Stored data:
##########
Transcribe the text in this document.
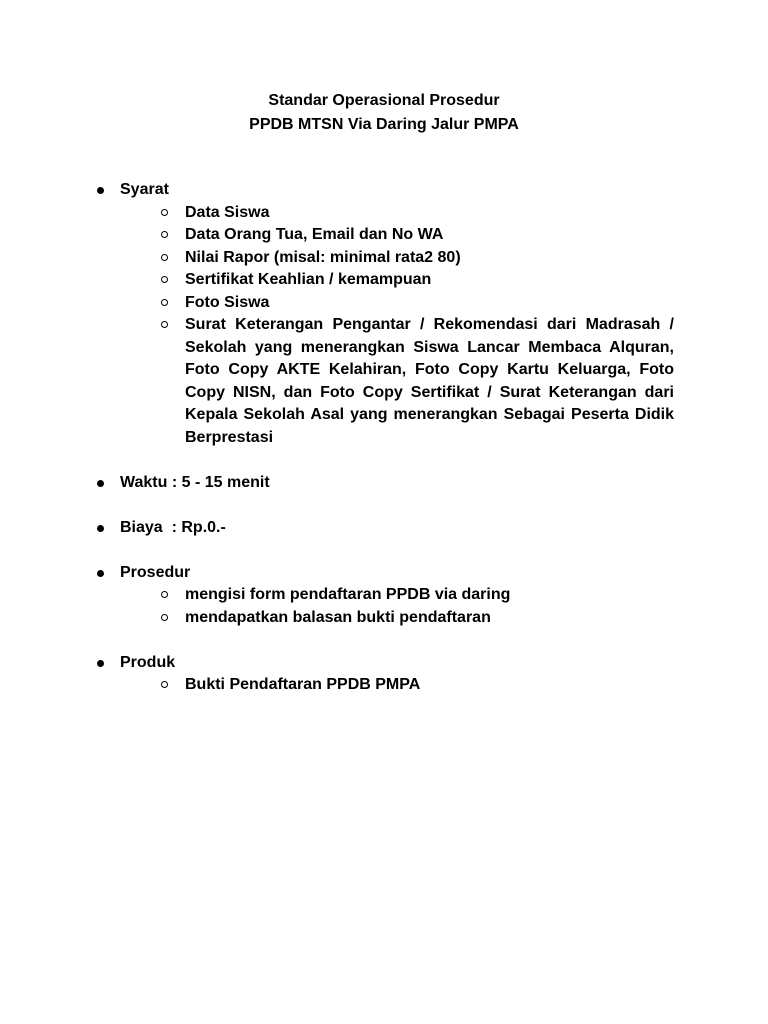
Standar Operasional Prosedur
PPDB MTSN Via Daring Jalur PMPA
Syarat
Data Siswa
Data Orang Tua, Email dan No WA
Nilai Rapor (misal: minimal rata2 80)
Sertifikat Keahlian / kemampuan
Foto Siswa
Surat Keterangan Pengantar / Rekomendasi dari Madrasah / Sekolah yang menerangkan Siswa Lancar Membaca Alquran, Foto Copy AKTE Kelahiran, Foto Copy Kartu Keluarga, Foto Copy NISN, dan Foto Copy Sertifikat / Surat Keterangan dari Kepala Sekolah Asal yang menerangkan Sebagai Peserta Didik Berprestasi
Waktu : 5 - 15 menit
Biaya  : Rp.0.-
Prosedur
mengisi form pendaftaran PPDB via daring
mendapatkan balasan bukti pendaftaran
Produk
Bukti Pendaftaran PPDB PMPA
##########
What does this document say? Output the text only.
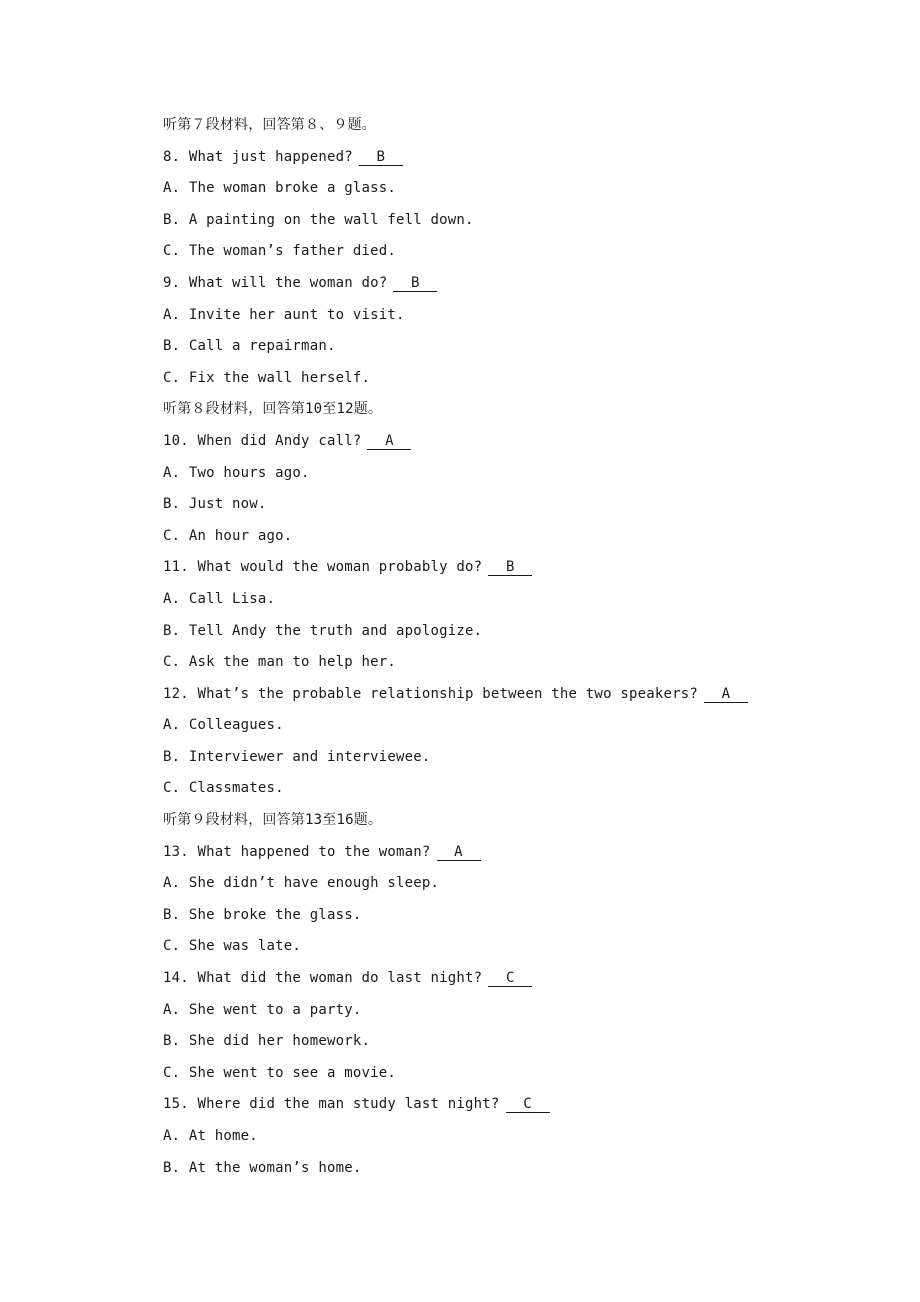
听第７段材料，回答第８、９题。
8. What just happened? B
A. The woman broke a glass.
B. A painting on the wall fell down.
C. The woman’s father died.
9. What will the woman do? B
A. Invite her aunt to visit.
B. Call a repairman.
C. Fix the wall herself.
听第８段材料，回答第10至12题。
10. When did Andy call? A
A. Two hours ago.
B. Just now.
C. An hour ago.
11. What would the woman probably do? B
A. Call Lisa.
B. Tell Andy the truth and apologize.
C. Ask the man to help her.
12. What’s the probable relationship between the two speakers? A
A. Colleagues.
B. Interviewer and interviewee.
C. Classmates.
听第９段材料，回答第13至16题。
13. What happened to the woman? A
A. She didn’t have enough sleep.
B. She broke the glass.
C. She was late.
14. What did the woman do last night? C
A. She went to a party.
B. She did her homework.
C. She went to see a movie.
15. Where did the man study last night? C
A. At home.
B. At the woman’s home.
##########
TASK DETAILS — Write out every line of the entries that holds the word "Foto".

FINISHED TASK —
Foto Siswa
Surat Keterangan Pengantar / Rekomendasi dari Madrasah / Sekolah yang menerangkan Siswa Lancar Membaca Alquran, Foto Copy AKTE Kelahiran, Foto Copy Kartu Keluarga, Foto Copy NISN, dan Foto Copy Sertifikat / Surat Keterangan dari Kepala Sekolah Asal yang menerangkan Sebagai Peserta Didik Berprestasi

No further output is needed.